**SUPPLIED ENTRIES:**

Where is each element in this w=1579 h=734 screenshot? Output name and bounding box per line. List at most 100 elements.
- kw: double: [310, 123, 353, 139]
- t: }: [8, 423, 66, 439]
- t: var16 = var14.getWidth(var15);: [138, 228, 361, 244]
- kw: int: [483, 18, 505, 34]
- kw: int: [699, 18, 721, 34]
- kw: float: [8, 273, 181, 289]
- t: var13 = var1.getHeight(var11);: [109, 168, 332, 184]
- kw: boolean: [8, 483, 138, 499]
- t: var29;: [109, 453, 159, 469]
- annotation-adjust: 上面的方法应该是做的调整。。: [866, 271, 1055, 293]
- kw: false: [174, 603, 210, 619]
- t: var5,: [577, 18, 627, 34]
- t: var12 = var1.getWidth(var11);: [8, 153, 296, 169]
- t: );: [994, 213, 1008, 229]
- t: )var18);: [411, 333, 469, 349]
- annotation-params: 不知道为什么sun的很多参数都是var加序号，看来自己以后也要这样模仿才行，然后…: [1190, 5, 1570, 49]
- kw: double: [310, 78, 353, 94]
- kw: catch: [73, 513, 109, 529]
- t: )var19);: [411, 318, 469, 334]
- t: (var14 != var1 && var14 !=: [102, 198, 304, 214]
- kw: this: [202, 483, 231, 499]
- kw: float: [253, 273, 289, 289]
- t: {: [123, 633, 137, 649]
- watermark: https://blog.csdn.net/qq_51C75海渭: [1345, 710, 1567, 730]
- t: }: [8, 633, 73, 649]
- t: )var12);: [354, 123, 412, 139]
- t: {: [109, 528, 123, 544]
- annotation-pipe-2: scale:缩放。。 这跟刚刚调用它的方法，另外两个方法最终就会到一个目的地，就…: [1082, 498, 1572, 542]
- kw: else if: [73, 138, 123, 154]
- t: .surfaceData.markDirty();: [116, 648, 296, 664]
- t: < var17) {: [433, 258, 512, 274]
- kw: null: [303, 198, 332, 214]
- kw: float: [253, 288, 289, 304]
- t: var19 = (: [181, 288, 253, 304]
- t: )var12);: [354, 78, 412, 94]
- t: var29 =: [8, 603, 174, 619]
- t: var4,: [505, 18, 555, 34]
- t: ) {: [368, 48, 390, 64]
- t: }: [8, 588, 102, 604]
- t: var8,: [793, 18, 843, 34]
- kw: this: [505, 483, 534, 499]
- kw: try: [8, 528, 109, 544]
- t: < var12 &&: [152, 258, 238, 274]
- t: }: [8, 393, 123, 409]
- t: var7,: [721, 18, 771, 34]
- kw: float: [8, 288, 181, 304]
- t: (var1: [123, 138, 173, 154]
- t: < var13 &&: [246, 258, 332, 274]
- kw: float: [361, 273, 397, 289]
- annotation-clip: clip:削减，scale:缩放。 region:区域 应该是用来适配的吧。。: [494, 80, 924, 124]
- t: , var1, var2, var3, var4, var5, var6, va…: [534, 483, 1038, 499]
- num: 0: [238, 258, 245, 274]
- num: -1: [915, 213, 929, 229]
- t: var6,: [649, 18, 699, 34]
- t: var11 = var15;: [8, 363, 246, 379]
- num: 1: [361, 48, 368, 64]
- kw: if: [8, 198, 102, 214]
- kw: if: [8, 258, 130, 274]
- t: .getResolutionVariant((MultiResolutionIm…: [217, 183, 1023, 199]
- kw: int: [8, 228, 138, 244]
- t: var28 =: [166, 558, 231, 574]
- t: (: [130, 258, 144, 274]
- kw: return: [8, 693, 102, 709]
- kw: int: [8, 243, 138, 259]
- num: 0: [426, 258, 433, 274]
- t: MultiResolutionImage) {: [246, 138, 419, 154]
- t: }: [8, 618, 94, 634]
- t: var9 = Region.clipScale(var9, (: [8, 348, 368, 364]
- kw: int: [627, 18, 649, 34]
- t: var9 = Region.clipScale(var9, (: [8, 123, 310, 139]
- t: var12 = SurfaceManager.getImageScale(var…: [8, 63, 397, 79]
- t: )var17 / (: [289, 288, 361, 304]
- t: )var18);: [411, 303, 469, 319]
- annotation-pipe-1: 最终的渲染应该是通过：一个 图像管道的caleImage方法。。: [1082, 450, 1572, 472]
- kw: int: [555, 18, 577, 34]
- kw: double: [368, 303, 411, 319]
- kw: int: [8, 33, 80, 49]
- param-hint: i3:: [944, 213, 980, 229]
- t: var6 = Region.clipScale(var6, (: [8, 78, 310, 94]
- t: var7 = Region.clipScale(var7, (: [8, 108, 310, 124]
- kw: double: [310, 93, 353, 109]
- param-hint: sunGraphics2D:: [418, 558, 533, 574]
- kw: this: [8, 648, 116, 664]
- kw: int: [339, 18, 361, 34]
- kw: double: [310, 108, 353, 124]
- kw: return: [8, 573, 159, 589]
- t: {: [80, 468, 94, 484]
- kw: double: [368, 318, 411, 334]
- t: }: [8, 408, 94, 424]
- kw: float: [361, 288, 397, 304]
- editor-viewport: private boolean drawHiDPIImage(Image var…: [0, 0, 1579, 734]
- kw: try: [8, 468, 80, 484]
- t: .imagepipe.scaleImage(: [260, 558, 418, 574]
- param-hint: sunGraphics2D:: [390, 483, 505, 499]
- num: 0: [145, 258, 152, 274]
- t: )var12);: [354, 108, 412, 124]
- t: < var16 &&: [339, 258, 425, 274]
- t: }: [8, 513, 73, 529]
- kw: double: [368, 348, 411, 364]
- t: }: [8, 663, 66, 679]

**SHORT PROBLEM:** Arrange the lines of the listing above, from its first line through the line containing "- kw: int: [699, 18, 721, 34]" (both included), as a numbered list, omitting any blank lines.

**FULL ANSWER:**
1. Where is each element in this w=1579 h=734 screenshot? Output name and bounding box per line. List at most 100 elements.
2. - kw: double: [310, 123, 353, 139]
3. - t: }: [8, 423, 66, 439]
4. - t: var16 = var14.getWidth(var15);: [138, 228, 361, 244]
5. - kw: int: [483, 18, 505, 34]
6. - kw: int: [699, 18, 721, 34]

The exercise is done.